• Written exercise:
Return the entries below in their exact form, leaving the pictures out.

(Records)
————————
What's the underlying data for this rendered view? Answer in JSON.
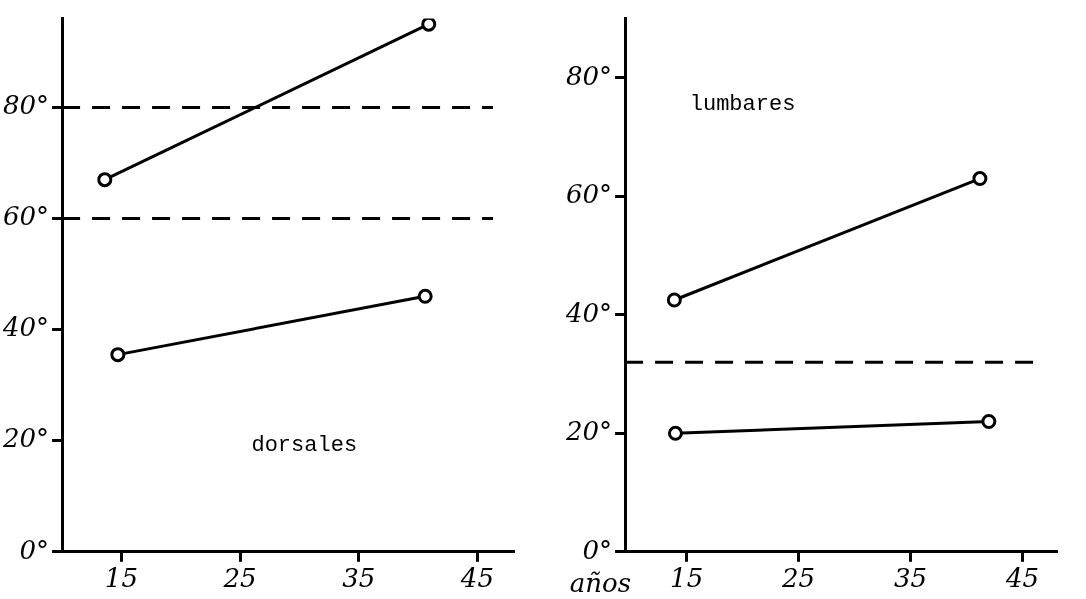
{
  "chart_data": [
    {
      "type": "line",
      "annotations": [
        "dorsales"
      ],
      "xlim": [
        10,
        48
      ],
      "xticks": [
        15,
        25,
        35,
        45
      ],
      "ylim": [
        0,
        96
      ],
      "yticks": [
        {
          "value": 0,
          "label": "0°"
        },
        {
          "value": 20,
          "label": "20°"
        },
        {
          "value": 40,
          "label": "40°"
        },
        {
          "value": 60,
          "label": "60°"
        },
        {
          "value": 80,
          "label": "80°"
        }
      ],
      "series": [
        {
          "color": "#000000",
          "x": [
            13.6,
            40.9
          ],
          "values": [
            67,
            95
          ]
        },
        {
          "color": "#000000",
          "x": [
            14.7,
            40.6
          ],
          "values": [
            35.5,
            46
          ]
        }
      ],
      "ref_lines": [
        {
          "axis": "y",
          "value": 80,
          "line_style": "dashed",
          "color": "#000000"
        },
        {
          "axis": "y",
          "value": 60,
          "line_style": "dashed",
          "color": "#000000"
        }
      ],
      "grid": false,
      "legend": false,
      "marker": "circle",
      "line_style": "solid"
    },
    {
      "type": "line",
      "annotations": [
        "lumbares"
      ],
      "xlabel": "años",
      "xlim": [
        9.5,
        48
      ],
      "xticks": [
        15,
        25,
        35,
        45
      ],
      "ylim": [
        0,
        90
      ],
      "yticks": [
        {
          "value": 0,
          "label": "0°"
        },
        {
          "value": 20,
          "label": "20°"
        },
        {
          "value": 40,
          "label": "40°"
        },
        {
          "value": 60,
          "label": "60°"
        },
        {
          "value": 80,
          "label": "80°"
        }
      ],
      "series": [
        {
          "color": "#000000",
          "x": [
            13.9,
            41.2
          ],
          "values": [
            42.5,
            63
          ]
        },
        {
          "color": "#000000",
          "x": [
            14,
            42
          ],
          "values": [
            20,
            22
          ]
        }
      ],
      "ref_lines": [
        {
          "axis": "y",
          "value": 32,
          "line_style": "dashed",
          "color": "#000000"
        }
      ],
      "grid": false,
      "legend": false,
      "marker": "circle",
      "line_style": "solid"
    }
  ]
}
————————
• Solution:
What's the underlying data for this rendered view? Answer in JSON.
{
  "chart_data": [
    {
      "type": "line",
      "annotations": [
        "dorsales"
      ],
      "xlim": [
        10,
        48
      ],
      "xticks": [
        15,
        25,
        35,
        45
      ],
      "ylim": [
        0,
        96
      ],
      "yticks": [
        {
          "value": 0,
          "label": "0°"
        },
        {
          "value": 20,
          "label": "20°"
        },
        {
          "value": 40,
          "label": "40°"
        },
        {
          "value": 60,
          "label": "60°"
        },
        {
          "value": 80,
          "label": "80°"
        }
      ],
      "series": [
        {
          "color": "#000000",
          "x": [
            13.6,
            40.9
          ],
          "values": [
            67,
            95
          ]
        },
        {
          "color": "#000000",
          "x": [
            14.7,
            40.6
          ],
          "values": [
            35.5,
            46
          ]
        }
      ],
      "ref_lines": [
        {
          "axis": "y",
          "value": 80,
          "line_style": "dashed",
          "color": "#000000"
        },
        {
          "axis": "y",
          "value": 60,
          "line_style": "dashed",
          "color": "#000000"
        }
      ],
      "grid": false,
      "legend": false,
      "marker": "circle",
      "line_style": "solid"
    },
    {
      "type": "line",
      "annotations": [
        "lumbares"
      ],
      "xlabel": "años",
      "xlim": [
        9.5,
        48
      ],
      "xticks": [
        15,
        25,
        35,
        45
      ],
      "ylim": [
        0,
        90
      ],
      "yticks": [
        {
          "value": 0,
          "label": "0°"
        },
        {
          "value": 20,
          "label": "20°"
        },
        {
          "value": 40,
          "label": "40°"
        },
        {
          "value": 60,
          "label": "60°"
        },
        {
          "value": 80,
          "label": "80°"
        }
      ],
      "series": [
        {
          "color": "#000000",
          "x": [
            13.9,
            41.2
          ],
          "values": [
            42.5,
            63
          ]
        },
        {
          "color": "#000000",
          "x": [
            14,
            42
          ],
          "values": [
            20,
            22
          ]
        }
      ],
      "ref_lines": [
        {
          "axis": "y",
          "value": 32,
          "line_style": "dashed",
          "color": "#000000"
        }
      ],
      "grid": false,
      "legend": false,
      "marker": "circle",
      "line_style": "solid"
    }
  ]
}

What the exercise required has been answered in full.